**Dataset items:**
· · · ·
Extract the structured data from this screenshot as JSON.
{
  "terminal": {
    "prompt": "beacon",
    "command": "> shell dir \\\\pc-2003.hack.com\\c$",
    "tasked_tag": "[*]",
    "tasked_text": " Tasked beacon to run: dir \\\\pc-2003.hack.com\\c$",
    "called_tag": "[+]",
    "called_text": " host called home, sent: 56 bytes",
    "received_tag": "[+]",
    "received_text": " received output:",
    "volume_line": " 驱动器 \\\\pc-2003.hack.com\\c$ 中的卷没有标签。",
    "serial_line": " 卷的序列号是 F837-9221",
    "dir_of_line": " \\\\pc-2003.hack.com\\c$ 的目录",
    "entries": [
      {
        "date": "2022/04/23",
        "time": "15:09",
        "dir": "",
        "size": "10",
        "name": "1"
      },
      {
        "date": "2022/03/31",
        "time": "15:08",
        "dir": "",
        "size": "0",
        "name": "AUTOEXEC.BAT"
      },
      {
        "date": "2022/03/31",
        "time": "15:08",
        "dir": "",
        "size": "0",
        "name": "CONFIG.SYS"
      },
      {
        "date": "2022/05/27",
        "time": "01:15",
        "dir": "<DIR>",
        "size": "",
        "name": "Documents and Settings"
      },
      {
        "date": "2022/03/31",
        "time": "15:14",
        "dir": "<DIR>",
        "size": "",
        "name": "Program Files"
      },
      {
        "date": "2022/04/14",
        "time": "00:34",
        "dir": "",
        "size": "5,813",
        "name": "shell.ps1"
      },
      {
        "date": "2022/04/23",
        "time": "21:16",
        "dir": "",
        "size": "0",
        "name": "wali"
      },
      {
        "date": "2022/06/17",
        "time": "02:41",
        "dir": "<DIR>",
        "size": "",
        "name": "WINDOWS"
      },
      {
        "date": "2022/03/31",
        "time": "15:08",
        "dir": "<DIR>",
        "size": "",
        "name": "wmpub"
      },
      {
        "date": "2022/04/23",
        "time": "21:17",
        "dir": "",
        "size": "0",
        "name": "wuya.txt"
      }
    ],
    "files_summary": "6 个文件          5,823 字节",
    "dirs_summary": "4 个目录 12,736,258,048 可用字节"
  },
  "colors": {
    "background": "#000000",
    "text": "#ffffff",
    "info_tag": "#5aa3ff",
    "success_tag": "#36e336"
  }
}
· · · ·
**Directive:** Using the data above, reproduce every line exactly.

**Solution to the exercise:**
Extract the structured data from this screenshot as JSON.
{
  "terminal": {
    "prompt": "beacon",
    "command": "> shell dir \\\\pc-2003.hack.com\\c$",
    "tasked_tag": "[*]",
    "tasked_text": " Tasked beacon to run: dir \\\\pc-2003.hack.com\\c$",
    "called_tag": "[+]",
    "called_text": " host called home, sent: 56 bytes",
    "received_tag": "[+]",
    "received_text": " received output:",
    "volume_line": " 驱动器 \\\\pc-2003.hack.com\\c$ 中的卷没有标签。",
    "serial_line": " 卷的序列号是 F837-9221",
    "dir_of_line": " \\\\pc-2003.hack.com\\c$ 的目录",
    "entries": [
      {
        "date": "2022/04/23",
        "time": "15:09",
        "dir": "",
        "size": "10",
        "name": "1"
      },
      {
        "date": "2022/03/31",
        "time": "15:08",
        "dir": "",
        "size": "0",
        "name": "AUTOEXEC.BAT"
      },
      {
        "date": "2022/03/31",
        "time": "15:08",
        "dir": "",
        "size": "0",
        "name": "CONFIG.SYS"
      },
      {
        "date": "2022/05/27",
        "time": "01:15",
        "dir": "<DIR>",
        "size": "",
        "name": "Documents and Settings"
      },
      {
        "date": "2022/03/31",
        "time": "15:14",
        "dir": "<DIR>",
        "size": "",
        "name": "Program Files"
      },
      {
        "date": "2022/04/14",
        "time": "00:34",
        "dir": "",
        "size": "5,813",
        "name": "shell.ps1"
      },
      {
        "date": "2022/04/23",
        "time": "21:16",
        "dir": "",
        "size": "0",
        "name": "wali"
      },
      {
        "date": "2022/06/17",
        "time": "02:41",
        "dir": "<DIR>",
        "size": "",
        "name": "WINDOWS"
      },
      {
        "date": "2022/03/31",
        "time": "15:08",
        "dir": "<DIR>",
        "size": "",
        "name": "wmpub"
      },
      {
        "date": "2022/04/23",
        "time": "21:17",
        "dir": "",
        "size": "0",
        "name": "wuya.txt"
      }
    ],
    "files_summary": "6 个文件          5,823 字节",
    "dirs_summary": "4 个目录 12,736,258,048 可用字节"
  },
  "colors": {
    "background": "#000000",
    "text": "#ffffff",
    "info_tag": "#5aa3ff",
    "success_tag": "#36e336"
  }
}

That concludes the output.